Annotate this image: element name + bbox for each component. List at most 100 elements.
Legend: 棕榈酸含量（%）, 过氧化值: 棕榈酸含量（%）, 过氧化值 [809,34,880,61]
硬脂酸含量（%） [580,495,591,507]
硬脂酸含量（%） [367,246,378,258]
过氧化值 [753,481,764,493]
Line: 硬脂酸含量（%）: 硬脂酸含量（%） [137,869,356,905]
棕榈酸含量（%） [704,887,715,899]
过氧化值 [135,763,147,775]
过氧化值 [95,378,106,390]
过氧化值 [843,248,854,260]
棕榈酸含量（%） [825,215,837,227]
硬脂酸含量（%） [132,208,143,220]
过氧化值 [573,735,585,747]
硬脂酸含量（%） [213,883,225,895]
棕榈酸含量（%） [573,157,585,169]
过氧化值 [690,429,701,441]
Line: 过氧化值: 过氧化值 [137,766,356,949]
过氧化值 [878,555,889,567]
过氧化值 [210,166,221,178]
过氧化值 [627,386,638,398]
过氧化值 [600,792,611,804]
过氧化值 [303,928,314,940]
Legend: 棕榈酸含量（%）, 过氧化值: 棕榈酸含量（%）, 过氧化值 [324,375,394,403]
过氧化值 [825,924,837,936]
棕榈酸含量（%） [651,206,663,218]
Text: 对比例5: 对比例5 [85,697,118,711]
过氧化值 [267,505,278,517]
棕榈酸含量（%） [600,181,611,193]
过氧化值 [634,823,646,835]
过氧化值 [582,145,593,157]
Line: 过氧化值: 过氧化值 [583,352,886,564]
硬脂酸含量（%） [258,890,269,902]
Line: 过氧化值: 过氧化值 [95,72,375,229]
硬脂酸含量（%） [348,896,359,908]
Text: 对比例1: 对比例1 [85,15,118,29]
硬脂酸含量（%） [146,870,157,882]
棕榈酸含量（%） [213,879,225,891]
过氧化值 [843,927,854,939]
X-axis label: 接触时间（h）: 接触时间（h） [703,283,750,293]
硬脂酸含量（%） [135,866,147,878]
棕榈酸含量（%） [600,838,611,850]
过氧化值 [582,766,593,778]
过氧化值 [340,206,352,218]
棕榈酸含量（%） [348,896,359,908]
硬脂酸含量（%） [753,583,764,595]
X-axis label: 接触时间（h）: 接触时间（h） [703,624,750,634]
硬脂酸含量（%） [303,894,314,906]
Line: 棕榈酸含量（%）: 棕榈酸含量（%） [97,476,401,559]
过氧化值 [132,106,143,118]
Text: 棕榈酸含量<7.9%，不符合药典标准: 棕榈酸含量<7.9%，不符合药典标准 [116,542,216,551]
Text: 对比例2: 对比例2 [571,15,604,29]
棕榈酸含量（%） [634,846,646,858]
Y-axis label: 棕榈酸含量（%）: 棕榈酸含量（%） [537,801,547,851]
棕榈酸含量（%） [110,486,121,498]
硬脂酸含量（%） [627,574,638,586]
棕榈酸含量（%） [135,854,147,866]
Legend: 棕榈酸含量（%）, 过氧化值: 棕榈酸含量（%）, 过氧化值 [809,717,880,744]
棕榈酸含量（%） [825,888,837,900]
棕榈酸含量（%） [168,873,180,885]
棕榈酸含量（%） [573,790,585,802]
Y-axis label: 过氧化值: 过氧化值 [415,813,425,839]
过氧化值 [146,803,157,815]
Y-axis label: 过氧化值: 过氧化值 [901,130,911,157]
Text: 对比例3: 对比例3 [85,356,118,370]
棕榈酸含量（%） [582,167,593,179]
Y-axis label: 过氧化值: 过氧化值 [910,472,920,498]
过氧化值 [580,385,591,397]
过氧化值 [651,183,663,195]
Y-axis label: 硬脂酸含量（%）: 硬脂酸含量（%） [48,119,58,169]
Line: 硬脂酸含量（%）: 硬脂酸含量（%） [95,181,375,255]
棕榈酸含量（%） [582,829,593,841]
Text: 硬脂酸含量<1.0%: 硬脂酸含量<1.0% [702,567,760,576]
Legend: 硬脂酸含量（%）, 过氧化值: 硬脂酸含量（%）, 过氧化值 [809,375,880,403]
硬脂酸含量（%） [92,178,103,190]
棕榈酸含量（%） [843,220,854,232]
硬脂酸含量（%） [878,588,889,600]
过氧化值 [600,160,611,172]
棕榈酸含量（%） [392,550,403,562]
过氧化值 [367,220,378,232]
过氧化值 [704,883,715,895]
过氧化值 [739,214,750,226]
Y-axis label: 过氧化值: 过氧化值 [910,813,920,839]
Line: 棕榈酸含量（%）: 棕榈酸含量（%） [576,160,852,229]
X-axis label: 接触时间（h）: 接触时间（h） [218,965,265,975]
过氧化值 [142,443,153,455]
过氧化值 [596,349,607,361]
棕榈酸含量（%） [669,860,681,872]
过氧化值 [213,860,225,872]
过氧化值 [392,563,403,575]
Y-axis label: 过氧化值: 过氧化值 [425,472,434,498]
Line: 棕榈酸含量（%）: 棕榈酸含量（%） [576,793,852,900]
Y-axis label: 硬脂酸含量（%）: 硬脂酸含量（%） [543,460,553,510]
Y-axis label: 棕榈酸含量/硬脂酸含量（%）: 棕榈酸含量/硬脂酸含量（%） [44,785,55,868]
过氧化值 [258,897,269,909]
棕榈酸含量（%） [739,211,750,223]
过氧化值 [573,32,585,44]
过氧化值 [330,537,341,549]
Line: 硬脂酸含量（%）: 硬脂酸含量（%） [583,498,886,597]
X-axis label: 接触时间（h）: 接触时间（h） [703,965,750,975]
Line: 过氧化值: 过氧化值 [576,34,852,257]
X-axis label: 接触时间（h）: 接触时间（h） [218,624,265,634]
------------------------------------------------
**DIRECTIVE**
Rewrite the records above so that every "接触时间（h）" becomes "接触时间（小时）", leaving everything else unchanged.

**RIGHT ANSWER**
Annotate this image: element name + bbox for each component. List at most 100 elements.
Legend: 棕榈酸含量（%）, 过氧化值: 棕榈酸含量（%）, 过氧化值 [809,34,880,61]
硬脂酸含量（%） [580,495,591,507]
硬脂酸含量（%） [367,246,378,258]
过氧化值 [753,481,764,493]
Line: 硬脂酸含量（%）: 硬脂酸含量（%） [137,869,356,905]
棕榈酸含量（%） [704,887,715,899]
过氧化值 [135,763,147,775]
过氧化值 [95,378,106,390]
过氧化值 [843,248,854,260]
棕榈酸含量（%） [825,215,837,227]
硬脂酸含量（%） [132,208,143,220]
过氧化值 [573,735,585,747]
硬脂酸含量（%） [213,883,225,895]
棕榈酸含量（%） [573,157,585,169]
过氧化值 [690,429,701,441]
Line: 过氧化值: 过氧化值 [137,766,356,949]
过氧化值 [878,555,889,567]
过氧化值 [210,166,221,178]
过氧化值 [627,386,638,398]
过氧化值 [600,792,611,804]
过氧化值 [303,928,314,940]
Legend: 棕榈酸含量（%）, 过氧化值: 棕榈酸含量（%）, 过氧化值 [324,375,394,403]
过氧化值 [825,924,837,936]
棕榈酸含量（%） [651,206,663,218]
Text: 对比例5: 对比例5 [85,697,118,711]
过氧化值 [267,505,278,517]
棕榈酸含量（%） [600,181,611,193]
过氧化值 [634,823,646,835]
过氧化值 [582,145,593,157]
Line: 过氧化值: 过氧化值 [583,352,886,564]
硬脂酸含量（%） [258,890,269,902]
Line: 过氧化值: 过氧化值 [95,72,375,229]
硬脂酸含量（%） [348,896,359,908]
Text: 对比例1: 对比例1 [85,15,118,29]
硬脂酸含量（%） [146,870,157,882]
棕榈酸含量（%） [213,879,225,891]
过氧化值 [843,927,854,939]
X-axis label: 接触时间（小时）: 接触时间（小时） [703,283,750,293]
硬脂酸含量（%） [135,866,147,878]
棕榈酸含量（%） [600,838,611,850]
过氧化值 [582,766,593,778]
过氧化值 [340,206,352,218]
棕榈酸含量（%） [348,896,359,908]
硬脂酸含量（%） [753,583,764,595]
X-axis label: 接触时间（小时）: 接触时间（小时） [703,624,750,634]
硬脂酸含量（%） [303,894,314,906]
Line: 棕榈酸含量（%）: 棕榈酸含量（%） [97,476,401,559]
过氧化值 [132,106,143,118]
Text: 棕榈酸含量<7.9%，不符合药典标准: 棕榈酸含量<7.9%，不符合药典标准 [116,542,216,551]
Text: 对比例2: 对比例2 [571,15,604,29]
棕榈酸含量（%） [634,846,646,858]
Y-axis label: 棕榈酸含量（%）: 棕榈酸含量（%） [537,801,547,851]
棕榈酸含量（%） [110,486,121,498]
硬脂酸含量（%） [627,574,638,586]
棕榈酸含量（%） [135,854,147,866]
Legend: 棕榈酸含量（%）, 过氧化值: 棕榈酸含量（%）, 过氧化值 [809,717,880,744]
棕榈酸含量（%） [825,888,837,900]
棕榈酸含量（%） [168,873,180,885]
棕榈酸含量（%） [573,790,585,802]
Y-axis label: 过氧化值: 过氧化值 [415,813,425,839]
过氧化值 [146,803,157,815]
Y-axis label: 过氧化值: 过氧化值 [901,130,911,157]
Text: 对比例3: 对比例3 [85,356,118,370]
棕榈酸含量（%） [582,167,593,179]
Y-axis label: 过氧化值: 过氧化值 [910,472,920,498]
过氧化值 [580,385,591,397]
过氧化值 [651,183,663,195]
Y-axis label: 硬脂酸含量（%）: 硬脂酸含量（%） [48,119,58,169]
Line: 硬脂酸含量（%）: 硬脂酸含量（%） [95,181,375,255]
棕榈酸含量（%） [582,829,593,841]
Text: 硬脂酸含量<1.0%: 硬脂酸含量<1.0% [702,567,760,576]
Legend: 硬脂酸含量（%）, 过氧化值: 硬脂酸含量（%）, 过氧化值 [809,375,880,403]
硬脂酸含量（%） [92,178,103,190]
棕榈酸含量（%） [843,220,854,232]
硬脂酸含量（%） [878,588,889,600]
过氧化值 [600,160,611,172]
棕榈酸含量（%） [392,550,403,562]
过氧化值 [367,220,378,232]
过氧化值 [704,883,715,895]
过氧化值 [739,214,750,226]
Y-axis label: 过氧化值: 过氧化值 [910,813,920,839]
Line: 棕榈酸含量（%）: 棕榈酸含量（%） [576,160,852,229]
X-axis label: 接触时间（小时）: 接触时间（小时） [218,965,265,975]
过氧化值 [142,443,153,455]
过氧化值 [596,349,607,361]
棕榈酸含量（%） [669,860,681,872]
过氧化值 [213,860,225,872]
过氧化值 [392,563,403,575]
Y-axis label: 过氧化值: 过氧化值 [425,472,434,498]
Line: 棕榈酸含量（%）: 棕榈酸含量（%） [576,793,852,900]
Y-axis label: 硬脂酸含量（%）: 硬脂酸含量（%） [543,460,553,510]
Y-axis label: 棕榈酸含量/硬脂酸含量（%）: 棕榈酸含量/硬脂酸含量（%） [44,785,55,868]
过氧化值 [258,897,269,909]
棕榈酸含量（%） [739,211,750,223]
过氧化值 [573,32,585,44]
过氧化值 [330,537,341,549]
Line: 硬脂酸含量（%）: 硬脂酸含量（%） [583,498,886,597]
X-axis label: 接触时间（小时）: 接触时间（小时） [703,965,750,975]
Line: 过氧化值: 过氧化值 [576,34,852,257]
X-axis label: 接触时间（小时）: 接触时间（小时） [218,624,265,634]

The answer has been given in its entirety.